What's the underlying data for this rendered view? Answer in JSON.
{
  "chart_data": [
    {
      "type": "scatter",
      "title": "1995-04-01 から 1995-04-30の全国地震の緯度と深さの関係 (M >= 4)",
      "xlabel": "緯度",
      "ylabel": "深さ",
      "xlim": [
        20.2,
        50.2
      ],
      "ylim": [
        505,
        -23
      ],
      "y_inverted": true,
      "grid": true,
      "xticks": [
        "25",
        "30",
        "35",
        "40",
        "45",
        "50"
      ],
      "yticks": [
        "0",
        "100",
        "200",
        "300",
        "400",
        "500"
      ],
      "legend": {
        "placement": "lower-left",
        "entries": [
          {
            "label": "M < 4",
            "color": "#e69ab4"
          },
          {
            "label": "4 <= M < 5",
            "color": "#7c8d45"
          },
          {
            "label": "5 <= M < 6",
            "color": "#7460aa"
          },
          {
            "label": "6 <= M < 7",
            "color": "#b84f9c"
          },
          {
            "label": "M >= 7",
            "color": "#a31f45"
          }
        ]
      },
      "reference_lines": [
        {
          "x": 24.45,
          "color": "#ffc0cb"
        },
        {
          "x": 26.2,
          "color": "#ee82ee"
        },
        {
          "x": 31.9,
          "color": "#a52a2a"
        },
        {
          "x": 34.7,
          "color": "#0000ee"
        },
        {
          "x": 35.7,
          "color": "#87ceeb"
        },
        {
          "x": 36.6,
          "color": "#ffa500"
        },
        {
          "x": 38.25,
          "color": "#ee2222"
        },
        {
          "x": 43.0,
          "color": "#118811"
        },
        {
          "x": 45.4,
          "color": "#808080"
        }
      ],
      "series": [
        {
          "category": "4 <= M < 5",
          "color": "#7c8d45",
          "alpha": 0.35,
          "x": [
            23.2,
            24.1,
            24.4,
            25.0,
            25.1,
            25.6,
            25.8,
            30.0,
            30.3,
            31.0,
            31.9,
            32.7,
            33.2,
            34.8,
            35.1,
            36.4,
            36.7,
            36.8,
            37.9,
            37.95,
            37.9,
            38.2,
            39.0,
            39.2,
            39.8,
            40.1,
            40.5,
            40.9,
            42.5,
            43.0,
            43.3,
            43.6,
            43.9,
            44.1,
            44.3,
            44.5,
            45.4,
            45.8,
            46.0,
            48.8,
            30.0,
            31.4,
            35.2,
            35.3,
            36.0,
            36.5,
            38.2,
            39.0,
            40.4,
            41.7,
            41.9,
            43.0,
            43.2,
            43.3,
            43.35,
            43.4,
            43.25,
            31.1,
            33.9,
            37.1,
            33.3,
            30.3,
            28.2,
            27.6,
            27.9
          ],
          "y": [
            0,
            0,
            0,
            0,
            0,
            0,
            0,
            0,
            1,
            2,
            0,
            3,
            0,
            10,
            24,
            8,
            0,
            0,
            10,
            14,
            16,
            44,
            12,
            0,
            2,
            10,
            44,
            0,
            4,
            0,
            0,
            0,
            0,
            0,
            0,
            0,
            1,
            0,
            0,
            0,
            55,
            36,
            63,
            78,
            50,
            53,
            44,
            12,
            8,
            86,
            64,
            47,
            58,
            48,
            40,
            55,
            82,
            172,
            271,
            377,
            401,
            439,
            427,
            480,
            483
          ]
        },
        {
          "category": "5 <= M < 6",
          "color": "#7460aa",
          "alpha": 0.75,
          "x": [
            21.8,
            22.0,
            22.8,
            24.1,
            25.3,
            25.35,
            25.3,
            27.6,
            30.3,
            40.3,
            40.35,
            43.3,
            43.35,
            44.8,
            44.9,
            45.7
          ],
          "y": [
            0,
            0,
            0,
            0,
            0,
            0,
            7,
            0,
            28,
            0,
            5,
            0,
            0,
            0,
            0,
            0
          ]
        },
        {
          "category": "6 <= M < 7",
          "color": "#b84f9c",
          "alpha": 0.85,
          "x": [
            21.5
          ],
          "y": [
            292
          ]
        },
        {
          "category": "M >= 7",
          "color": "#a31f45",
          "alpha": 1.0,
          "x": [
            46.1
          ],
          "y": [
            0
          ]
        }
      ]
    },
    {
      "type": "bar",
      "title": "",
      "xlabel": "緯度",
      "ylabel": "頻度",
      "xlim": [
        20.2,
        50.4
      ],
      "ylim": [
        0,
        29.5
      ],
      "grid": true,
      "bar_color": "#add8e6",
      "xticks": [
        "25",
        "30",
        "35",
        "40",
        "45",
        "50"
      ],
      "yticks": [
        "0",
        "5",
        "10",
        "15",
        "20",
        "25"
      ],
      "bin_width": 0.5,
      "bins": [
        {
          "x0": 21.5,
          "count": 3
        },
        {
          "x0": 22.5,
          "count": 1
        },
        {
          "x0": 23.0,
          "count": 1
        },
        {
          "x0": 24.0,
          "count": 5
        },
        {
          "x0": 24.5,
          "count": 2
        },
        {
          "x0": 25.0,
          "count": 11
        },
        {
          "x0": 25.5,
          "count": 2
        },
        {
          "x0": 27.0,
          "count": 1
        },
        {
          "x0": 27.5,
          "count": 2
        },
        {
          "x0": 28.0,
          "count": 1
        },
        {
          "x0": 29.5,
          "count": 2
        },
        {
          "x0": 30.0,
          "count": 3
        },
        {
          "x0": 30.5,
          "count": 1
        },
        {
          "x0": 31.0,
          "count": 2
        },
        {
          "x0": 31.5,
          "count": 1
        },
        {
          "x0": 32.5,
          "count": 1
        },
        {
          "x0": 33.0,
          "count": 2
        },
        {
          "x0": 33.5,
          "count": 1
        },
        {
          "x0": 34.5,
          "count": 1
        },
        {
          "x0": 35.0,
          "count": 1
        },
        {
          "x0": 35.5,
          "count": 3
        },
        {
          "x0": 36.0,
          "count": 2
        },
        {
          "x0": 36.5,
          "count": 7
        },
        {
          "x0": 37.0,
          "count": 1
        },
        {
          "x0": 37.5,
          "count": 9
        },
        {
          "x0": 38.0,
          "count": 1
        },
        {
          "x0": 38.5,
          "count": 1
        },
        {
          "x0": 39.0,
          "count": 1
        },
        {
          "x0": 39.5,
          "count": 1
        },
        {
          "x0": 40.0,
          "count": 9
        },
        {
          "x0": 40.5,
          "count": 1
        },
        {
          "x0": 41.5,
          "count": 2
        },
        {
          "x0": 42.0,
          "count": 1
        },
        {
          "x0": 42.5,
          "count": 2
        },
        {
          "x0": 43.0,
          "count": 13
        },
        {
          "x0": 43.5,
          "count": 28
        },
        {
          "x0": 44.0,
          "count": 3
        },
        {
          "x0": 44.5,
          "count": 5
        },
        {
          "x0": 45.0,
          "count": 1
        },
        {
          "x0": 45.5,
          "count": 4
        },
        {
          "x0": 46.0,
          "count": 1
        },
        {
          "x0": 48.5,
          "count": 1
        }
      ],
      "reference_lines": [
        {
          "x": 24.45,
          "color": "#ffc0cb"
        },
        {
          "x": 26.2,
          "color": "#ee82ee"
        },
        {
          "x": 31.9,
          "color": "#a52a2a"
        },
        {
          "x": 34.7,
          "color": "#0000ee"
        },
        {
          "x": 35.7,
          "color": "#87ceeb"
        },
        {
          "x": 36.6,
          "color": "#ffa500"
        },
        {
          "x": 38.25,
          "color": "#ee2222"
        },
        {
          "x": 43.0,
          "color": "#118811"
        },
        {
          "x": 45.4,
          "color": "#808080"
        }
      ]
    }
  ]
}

= = = = = = =

▶ _YOUR OBJECTIVE_
Copy out each line of the records where the string "title" appears.

▶ _ANSWER BELOW_
      "title": "1995-04-01 から 1995-04-30の全国地震の緯度と深さの関係 (M >= 4)",
      "title": "",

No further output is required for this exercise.